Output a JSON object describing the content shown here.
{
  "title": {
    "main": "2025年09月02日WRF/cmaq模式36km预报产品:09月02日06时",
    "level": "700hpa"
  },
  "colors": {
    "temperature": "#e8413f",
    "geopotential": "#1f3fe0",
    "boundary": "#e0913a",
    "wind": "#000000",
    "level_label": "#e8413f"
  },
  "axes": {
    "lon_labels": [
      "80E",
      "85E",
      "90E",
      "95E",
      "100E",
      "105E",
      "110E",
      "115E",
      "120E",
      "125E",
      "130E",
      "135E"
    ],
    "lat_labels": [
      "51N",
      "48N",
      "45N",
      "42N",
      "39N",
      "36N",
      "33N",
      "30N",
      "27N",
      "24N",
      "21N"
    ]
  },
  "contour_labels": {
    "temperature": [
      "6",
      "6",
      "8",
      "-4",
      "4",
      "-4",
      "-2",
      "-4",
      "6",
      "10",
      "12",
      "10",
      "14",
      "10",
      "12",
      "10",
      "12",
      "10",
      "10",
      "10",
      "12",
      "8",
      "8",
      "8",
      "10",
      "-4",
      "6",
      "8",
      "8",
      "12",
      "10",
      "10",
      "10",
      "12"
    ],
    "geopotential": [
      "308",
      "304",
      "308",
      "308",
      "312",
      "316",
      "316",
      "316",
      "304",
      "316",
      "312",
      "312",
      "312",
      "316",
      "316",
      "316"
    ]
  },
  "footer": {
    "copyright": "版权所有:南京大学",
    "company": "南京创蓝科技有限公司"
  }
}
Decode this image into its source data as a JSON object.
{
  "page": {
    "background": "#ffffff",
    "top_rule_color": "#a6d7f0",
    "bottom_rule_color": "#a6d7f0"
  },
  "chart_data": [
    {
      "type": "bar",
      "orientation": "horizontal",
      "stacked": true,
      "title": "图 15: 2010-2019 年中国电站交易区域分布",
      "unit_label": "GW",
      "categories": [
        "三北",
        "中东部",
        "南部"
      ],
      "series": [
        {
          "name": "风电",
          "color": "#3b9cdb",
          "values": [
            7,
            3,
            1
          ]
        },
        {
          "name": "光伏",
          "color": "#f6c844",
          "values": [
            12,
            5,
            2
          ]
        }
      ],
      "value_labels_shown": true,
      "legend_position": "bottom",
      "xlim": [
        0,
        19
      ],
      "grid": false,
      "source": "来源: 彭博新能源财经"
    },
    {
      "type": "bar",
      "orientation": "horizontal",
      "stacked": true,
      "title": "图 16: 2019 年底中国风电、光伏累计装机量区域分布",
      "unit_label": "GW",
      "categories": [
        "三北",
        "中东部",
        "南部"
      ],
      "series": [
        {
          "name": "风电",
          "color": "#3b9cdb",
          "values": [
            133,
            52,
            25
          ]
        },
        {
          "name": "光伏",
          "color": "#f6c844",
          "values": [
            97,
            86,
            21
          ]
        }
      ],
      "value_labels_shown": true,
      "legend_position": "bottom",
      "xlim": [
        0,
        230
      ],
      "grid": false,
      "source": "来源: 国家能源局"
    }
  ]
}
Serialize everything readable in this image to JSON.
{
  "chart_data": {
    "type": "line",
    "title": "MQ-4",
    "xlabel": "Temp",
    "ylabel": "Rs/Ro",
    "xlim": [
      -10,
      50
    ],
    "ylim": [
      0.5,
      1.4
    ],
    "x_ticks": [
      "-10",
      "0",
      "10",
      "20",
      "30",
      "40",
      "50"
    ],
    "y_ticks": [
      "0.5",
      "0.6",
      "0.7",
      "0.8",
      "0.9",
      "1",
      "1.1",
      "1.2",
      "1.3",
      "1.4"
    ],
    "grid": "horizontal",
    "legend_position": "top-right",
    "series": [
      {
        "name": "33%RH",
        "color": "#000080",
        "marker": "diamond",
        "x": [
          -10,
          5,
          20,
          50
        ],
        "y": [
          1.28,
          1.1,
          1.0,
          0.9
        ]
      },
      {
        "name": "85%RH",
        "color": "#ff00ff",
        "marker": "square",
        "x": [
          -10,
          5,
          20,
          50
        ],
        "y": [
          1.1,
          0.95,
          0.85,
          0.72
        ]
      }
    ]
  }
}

*-*-*

Using the material above, print every entry exactly as written.

• [TASK SOLUTION]:
Output a JSON object describing the content shown here.
{
  "title": {
    "main": "2025年09月02日WRF/cmaq模式36km预报产品:09月02日06时",
    "level": "700hpa"
  },
  "colors": {
    "temperature": "#e8413f",
    "geopotential": "#1f3fe0",
    "boundary": "#e0913a",
    "wind": "#000000",
    "level_label": "#e8413f"
  },
  "axes": {
    "lon_labels": [
      "80E",
      "85E",
      "90E",
      "95E",
      "100E",
      "105E",
      "110E",
      "115E",
      "120E",
      "125E",
      "130E",
      "135E"
    ],
    "lat_labels": [
      "51N",
      "48N",
      "45N",
      "42N",
      "39N",
      "36N",
      "33N",
      "30N",
      "27N",
      "24N",
      "21N"
    ]
  },
  "contour_labels": {
    "temperature": [
      "6",
      "6",
      "8",
      "-4",
      "4",
      "-4",
      "-2",
      "-4",
      "6",
      "10",
      "12",
      "10",
      "14",
      "10",
      "12",
      "10",
      "12",
      "10",
      "10",
      "10",
      "12",
      "8",
      "8",
      "8",
      "10",
      "-4",
      "6",
      "8",
      "8",
      "12",
      "10",
      "10",
      "10",
      "12"
    ],
    "geopotential": [
      "308",
      "304",
      "308",
      "308",
      "312",
      "316",
      "316",
      "316",
      "304",
      "316",
      "312",
      "312",
      "312",
      "316",
      "316",
      "316"
    ]
  },
  "footer": {
    "copyright": "版权所有:南京大学",
    "company": "南京创蓝科技有限公司"
  }
}
Decode this image into its source data as a JSON object.
{
  "page": {
    "background": "#ffffff",
    "top_rule_color": "#a6d7f0",
    "bottom_rule_color": "#a6d7f0"
  },
  "chart_data": [
    {
      "type": "bar",
      "orientation": "horizontal",
      "stacked": true,
      "title": "图 15: 2010-2019 年中国电站交易区域分布",
      "unit_label": "GW",
      "categories": [
        "三北",
        "中东部",
        "南部"
      ],
      "series": [
        {
          "name": "风电",
          "color": "#3b9cdb",
          "values": [
            7,
            3,
            1
          ]
        },
        {
          "name": "光伏",
          "color": "#f6c844",
          "values": [
            12,
            5,
            2
          ]
        }
      ],
      "value_labels_shown": true,
      "legend_position": "bottom",
      "xlim": [
        0,
        19
      ],
      "grid": false,
      "source": "来源: 彭博新能源财经"
    },
    {
      "type": "bar",
      "orientation": "horizontal",
      "stacked": true,
      "title": "图 16: 2019 年底中国风电、光伏累计装机量区域分布",
      "unit_label": "GW",
      "categories": [
        "三北",
        "中东部",
        "南部"
      ],
      "series": [
        {
          "name": "风电",
          "color": "#3b9cdb",
          "values": [
            133,
            52,
            25
          ]
        },
        {
          "name": "光伏",
          "color": "#f6c844",
          "values": [
            97,
            86,
            21
          ]
        }
      ],
      "value_labels_shown": true,
      "legend_position": "bottom",
      "xlim": [
        0,
        230
      ],
      "grid": false,
      "source": "来源: 国家能源局"
    }
  ]
}
Serialize everything readable in this image to JSON.
{
  "chart_data": {
    "type": "line",
    "title": "MQ-4",
    "xlabel": "Temp",
    "ylabel": "Rs/Ro",
    "xlim": [
      -10,
      50
    ],
    "ylim": [
      0.5,
      1.4
    ],
    "x_ticks": [
      "-10",
      "0",
      "10",
      "20",
      "30",
      "40",
      "50"
    ],
    "y_ticks": [
      "0.5",
      "0.6",
      "0.7",
      "0.8",
      "0.9",
      "1",
      "1.1",
      "1.2",
      "1.3",
      "1.4"
    ],
    "grid": "horizontal",
    "legend_position": "top-right",
    "series": [
      {
        "name": "33%RH",
        "color": "#000080",
        "marker": "diamond",
        "x": [
          -10,
          5,
          20,
          50
        ],
        "y": [
          1.28,
          1.1,
          1.0,
          0.9
        ]
      },
      {
        "name": "85%RH",
        "color": "#ff00ff",
        "marker": "square",
        "x": [
          -10,
          5,
          20,
          50
        ],
        "y": [
          1.1,
          0.95,
          0.85,
          0.72
        ]
      }
    ]
  }
}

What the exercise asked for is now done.